- **Objective**
Copy out the records in full, word for word, without pictures.

Items from a data source
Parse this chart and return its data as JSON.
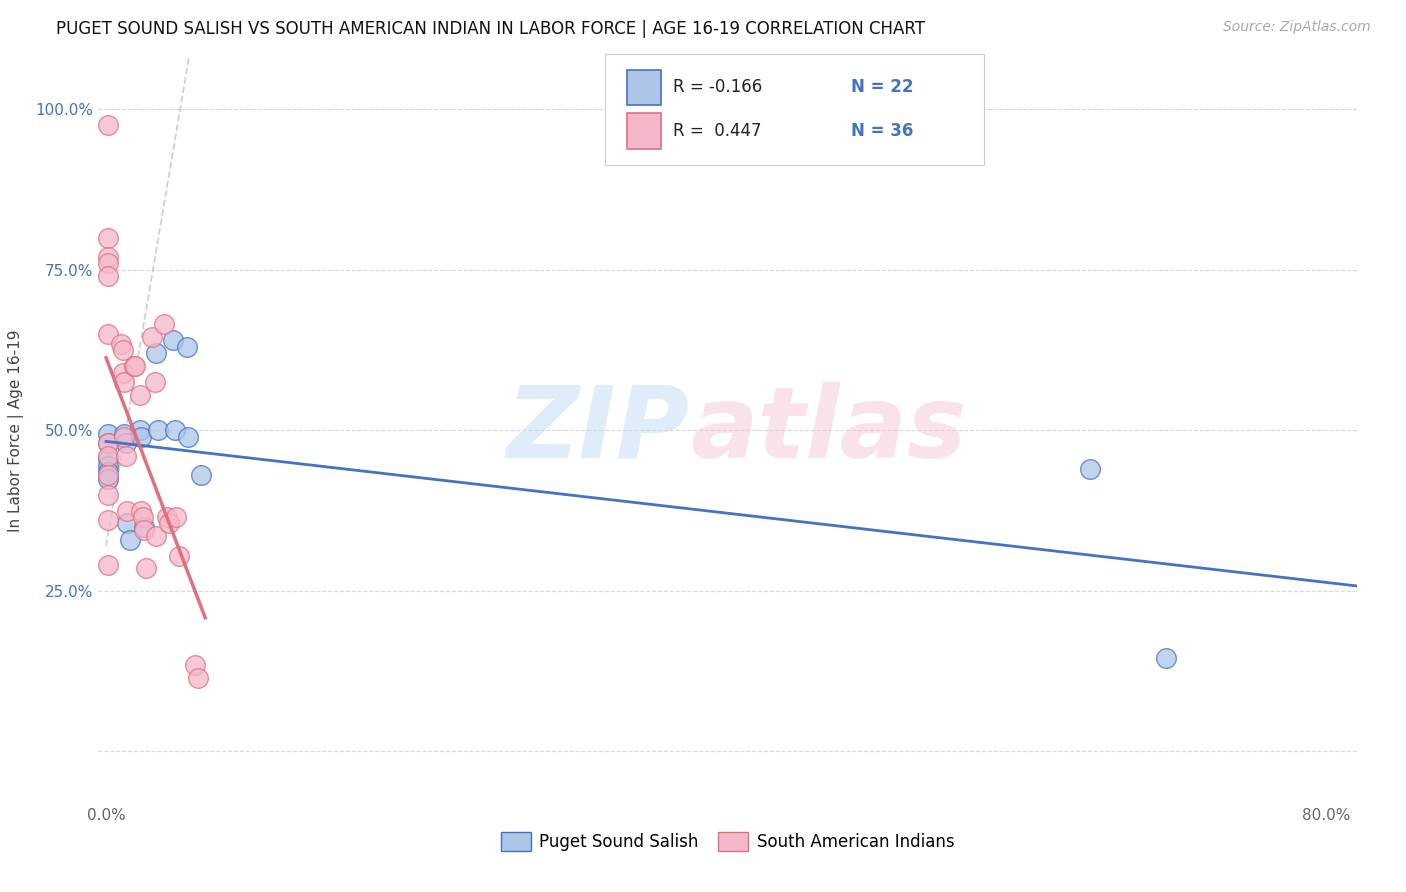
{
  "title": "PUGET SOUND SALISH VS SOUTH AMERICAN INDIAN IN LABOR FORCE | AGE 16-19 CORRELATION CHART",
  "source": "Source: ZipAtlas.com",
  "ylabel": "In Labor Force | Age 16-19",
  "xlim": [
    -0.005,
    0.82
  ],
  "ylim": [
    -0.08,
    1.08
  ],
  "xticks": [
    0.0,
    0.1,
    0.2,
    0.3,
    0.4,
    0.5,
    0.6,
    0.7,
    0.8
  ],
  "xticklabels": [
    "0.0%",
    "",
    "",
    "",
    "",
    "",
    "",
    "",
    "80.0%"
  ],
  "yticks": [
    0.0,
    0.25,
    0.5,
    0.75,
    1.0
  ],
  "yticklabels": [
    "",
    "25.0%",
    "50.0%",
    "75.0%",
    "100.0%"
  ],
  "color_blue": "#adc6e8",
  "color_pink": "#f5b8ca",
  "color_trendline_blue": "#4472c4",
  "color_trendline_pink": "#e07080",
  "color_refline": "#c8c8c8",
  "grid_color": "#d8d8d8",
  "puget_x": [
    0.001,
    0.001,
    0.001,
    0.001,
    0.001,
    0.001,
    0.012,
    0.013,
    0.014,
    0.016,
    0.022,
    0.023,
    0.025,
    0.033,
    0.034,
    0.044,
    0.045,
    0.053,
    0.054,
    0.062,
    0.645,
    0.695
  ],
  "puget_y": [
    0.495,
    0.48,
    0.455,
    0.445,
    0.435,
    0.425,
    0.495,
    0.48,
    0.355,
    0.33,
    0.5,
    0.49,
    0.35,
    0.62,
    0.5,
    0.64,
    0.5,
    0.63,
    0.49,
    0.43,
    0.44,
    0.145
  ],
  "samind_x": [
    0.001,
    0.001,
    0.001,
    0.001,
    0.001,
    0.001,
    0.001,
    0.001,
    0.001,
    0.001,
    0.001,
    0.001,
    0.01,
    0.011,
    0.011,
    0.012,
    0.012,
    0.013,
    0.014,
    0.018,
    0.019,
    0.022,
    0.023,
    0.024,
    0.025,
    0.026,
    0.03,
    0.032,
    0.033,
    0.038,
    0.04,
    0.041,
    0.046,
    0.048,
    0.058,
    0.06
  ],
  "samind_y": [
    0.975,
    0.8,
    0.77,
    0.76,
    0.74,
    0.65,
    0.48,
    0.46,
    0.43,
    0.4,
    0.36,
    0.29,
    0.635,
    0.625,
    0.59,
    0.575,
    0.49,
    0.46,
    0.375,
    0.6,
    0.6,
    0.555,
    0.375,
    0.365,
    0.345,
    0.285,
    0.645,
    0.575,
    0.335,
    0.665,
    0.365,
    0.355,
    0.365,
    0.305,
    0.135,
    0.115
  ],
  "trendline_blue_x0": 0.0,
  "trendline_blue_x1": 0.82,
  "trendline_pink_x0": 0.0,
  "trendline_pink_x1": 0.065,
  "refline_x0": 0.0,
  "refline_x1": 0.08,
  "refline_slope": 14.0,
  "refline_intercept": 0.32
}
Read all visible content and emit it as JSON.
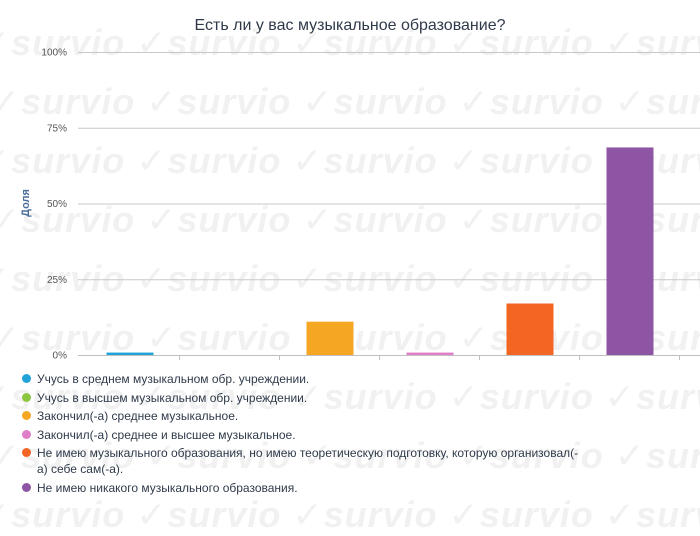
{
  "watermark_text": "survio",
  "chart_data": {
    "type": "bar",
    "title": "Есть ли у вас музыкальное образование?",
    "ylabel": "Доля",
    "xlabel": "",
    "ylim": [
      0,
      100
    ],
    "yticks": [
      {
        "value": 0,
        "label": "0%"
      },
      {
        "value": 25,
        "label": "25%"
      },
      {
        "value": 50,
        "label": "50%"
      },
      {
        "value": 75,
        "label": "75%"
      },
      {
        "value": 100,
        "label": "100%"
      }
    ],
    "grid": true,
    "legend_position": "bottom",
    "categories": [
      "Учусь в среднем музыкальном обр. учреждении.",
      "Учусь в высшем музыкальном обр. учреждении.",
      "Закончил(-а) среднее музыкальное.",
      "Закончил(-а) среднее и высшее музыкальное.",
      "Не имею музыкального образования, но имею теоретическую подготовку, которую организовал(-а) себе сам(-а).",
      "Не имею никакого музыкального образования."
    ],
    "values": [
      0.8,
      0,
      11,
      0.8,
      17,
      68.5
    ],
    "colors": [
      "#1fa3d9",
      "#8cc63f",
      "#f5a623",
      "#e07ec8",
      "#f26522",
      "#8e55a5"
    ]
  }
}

- **Solution to the problem**
Parse this chart and return its data as JSON.
{
  "title": "PUGET SOUND SALISH VS SOUTH AMERICAN INDIAN IN LABOR FORCE | AGE 16-19 CORRELATION CHART",
  "source": "Source: ZipAtlas.com",
  "ylabel": "In Labor Force | Age 16-19",
  "xlim": [
    -0.005,
    0.82
  ],
  "ylim": [
    -0.08,
    1.08
  ],
  "xticks": [
    0.0,
    0.1,
    0.2,
    0.3,
    0.4,
    0.5,
    0.6,
    0.7,
    0.8
  ],
  "xticklabels": [
    "0.0%",
    "",
    "",
    "",
    "",
    "",
    "",
    "",
    "80.0%"
  ],
  "yticks": [
    0.0,
    0.25,
    0.5,
    0.75,
    1.0
  ],
  "yticklabels": [
    "",
    "25.0%",
    "50.0%",
    "75.0%",
    "100.0%"
  ],
  "color_blue": "#adc6e8",
  "color_pink": "#f5b8ca",
  "color_trendline_blue": "#4472c4",
  "color_trendline_pink": "#e07080",
  "color_refline": "#c8c8c8",
  "grid_color": "#d8d8d8",
  "puget_x": [
    0.001,
    0.001,
    0.001,
    0.001,
    0.001,
    0.001,
    0.012,
    0.013,
    0.014,
    0.016,
    0.022,
    0.023,
    0.025,
    0.033,
    0.034,
    0.044,
    0.045,
    0.053,
    0.054,
    0.062,
    0.645,
    0.695
  ],
  "puget_y": [
    0.495,
    0.48,
    0.455,
    0.445,
    0.435,
    0.425,
    0.495,
    0.48,
    0.355,
    0.33,
    0.5,
    0.49,
    0.35,
    0.62,
    0.5,
    0.64,
    0.5,
    0.63,
    0.49,
    0.43,
    0.44,
    0.145
  ],
  "samind_x": [
    0.001,
    0.001,
    0.001,
    0.001,
    0.001,
    0.001,
    0.001,
    0.001,
    0.001,
    0.001,
    0.001,
    0.001,
    0.01,
    0.011,
    0.011,
    0.012,
    0.012,
    0.013,
    0.014,
    0.018,
    0.019,
    0.022,
    0.023,
    0.024,
    0.025,
    0.026,
    0.03,
    0.032,
    0.033,
    0.038,
    0.04,
    0.041,
    0.046,
    0.048,
    0.058,
    0.06
  ],
  "samind_y": [
    0.975,
    0.8,
    0.77,
    0.76,
    0.74,
    0.65,
    0.48,
    0.46,
    0.43,
    0.4,
    0.36,
    0.29,
    0.635,
    0.625,
    0.59,
    0.575,
    0.49,
    0.46,
    0.375,
    0.6,
    0.6,
    0.555,
    0.375,
    0.365,
    0.345,
    0.285,
    0.645,
    0.575,
    0.335,
    0.665,
    0.365,
    0.355,
    0.365,
    0.305,
    0.135,
    0.115
  ],
  "trendline_blue_x0": 0.0,
  "trendline_blue_x1": 0.82,
  "trendline_pink_x0": 0.0,
  "trendline_pink_x1": 0.065,
  "refline_x0": 0.0,
  "refline_x1": 0.08,
  "refline_slope": 14.0,
  "refline_intercept": 0.32
}
Read all visible content and emit it as JSON.
{
  "watermark_text": "survio",
  "chart_data": {
    "type": "bar",
    "title": "Есть ли у вас музыкальное образование?",
    "ylabel": "Доля",
    "xlabel": "",
    "ylim": [
      0,
      100
    ],
    "yticks": [
      {
        "value": 0,
        "label": "0%"
      },
      {
        "value": 25,
        "label": "25%"
      },
      {
        "value": 50,
        "label": "50%"
      },
      {
        "value": 75,
        "label": "75%"
      },
      {
        "value": 100,
        "label": "100%"
      }
    ],
    "grid": true,
    "legend_position": "bottom",
    "categories": [
      "Учусь в среднем музыкальном обр. учреждении.",
      "Учусь в высшем музыкальном обр. учреждении.",
      "Закончил(-а) среднее музыкальное.",
      "Закончил(-а) среднее и высшее музыкальное.",
      "Не имею музыкального образования, но имею теоретическую подготовку, которую организовал(-а) себе сам(-а).",
      "Не имею никакого музыкального образования."
    ],
    "values": [
      0.8,
      0,
      11,
      0.8,
      17,
      68.5
    ],
    "colors": [
      "#1fa3d9",
      "#8cc63f",
      "#f5a623",
      "#e07ec8",
      "#f26522",
      "#8e55a5"
    ]
  }
}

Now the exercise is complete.